ENTRIES SUPPLIED:
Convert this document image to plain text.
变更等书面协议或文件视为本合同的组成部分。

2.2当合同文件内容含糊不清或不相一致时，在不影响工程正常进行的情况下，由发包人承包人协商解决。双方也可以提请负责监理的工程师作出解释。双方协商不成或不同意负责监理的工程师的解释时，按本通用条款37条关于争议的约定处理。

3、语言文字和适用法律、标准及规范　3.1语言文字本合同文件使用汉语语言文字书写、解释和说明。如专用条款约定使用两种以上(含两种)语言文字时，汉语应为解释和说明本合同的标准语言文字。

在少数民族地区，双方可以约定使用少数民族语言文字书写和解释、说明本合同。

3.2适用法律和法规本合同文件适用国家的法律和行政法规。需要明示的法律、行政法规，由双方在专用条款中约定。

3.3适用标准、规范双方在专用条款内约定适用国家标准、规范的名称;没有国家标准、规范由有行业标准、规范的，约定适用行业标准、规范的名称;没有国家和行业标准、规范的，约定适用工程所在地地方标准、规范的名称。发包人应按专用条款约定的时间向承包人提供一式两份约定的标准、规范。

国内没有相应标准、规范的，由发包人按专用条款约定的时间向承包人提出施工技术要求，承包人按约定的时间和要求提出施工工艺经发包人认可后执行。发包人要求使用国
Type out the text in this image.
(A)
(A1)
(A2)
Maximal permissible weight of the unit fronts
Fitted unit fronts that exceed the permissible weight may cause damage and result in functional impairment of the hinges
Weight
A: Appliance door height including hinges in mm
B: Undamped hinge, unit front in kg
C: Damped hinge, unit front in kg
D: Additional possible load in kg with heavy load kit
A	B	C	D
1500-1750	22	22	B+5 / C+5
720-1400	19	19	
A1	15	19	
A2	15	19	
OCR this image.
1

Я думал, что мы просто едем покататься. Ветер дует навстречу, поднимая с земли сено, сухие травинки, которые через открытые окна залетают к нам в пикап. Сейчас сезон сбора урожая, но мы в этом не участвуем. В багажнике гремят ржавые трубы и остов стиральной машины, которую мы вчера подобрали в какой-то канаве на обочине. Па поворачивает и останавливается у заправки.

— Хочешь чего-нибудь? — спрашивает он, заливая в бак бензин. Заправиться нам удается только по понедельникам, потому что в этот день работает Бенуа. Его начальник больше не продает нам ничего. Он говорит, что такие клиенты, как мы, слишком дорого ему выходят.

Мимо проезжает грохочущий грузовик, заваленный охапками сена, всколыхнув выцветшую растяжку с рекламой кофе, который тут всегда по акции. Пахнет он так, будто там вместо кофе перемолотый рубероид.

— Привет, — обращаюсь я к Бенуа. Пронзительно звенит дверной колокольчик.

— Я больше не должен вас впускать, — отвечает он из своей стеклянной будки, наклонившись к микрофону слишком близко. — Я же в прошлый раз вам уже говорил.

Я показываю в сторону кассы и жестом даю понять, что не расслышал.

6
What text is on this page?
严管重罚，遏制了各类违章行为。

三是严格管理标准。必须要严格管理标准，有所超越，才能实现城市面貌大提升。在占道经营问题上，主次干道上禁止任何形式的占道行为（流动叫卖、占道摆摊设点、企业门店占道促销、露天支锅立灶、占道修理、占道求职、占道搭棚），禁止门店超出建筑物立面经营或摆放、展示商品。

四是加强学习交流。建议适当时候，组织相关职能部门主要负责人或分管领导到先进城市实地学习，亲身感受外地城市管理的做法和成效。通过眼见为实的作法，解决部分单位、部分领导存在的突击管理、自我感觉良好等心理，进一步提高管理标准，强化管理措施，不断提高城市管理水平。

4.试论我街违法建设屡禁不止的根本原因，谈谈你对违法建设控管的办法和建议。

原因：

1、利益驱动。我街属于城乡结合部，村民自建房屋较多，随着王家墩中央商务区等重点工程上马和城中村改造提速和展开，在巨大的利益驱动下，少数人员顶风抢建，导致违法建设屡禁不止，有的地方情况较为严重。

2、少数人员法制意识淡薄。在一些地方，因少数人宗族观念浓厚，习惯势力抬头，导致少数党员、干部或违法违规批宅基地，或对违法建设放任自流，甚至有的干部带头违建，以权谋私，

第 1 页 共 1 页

TASK REQUIREMENTS:
Report only how many lines of the listing hold the word "this".

ANSWER TO THE EXERCISE:
4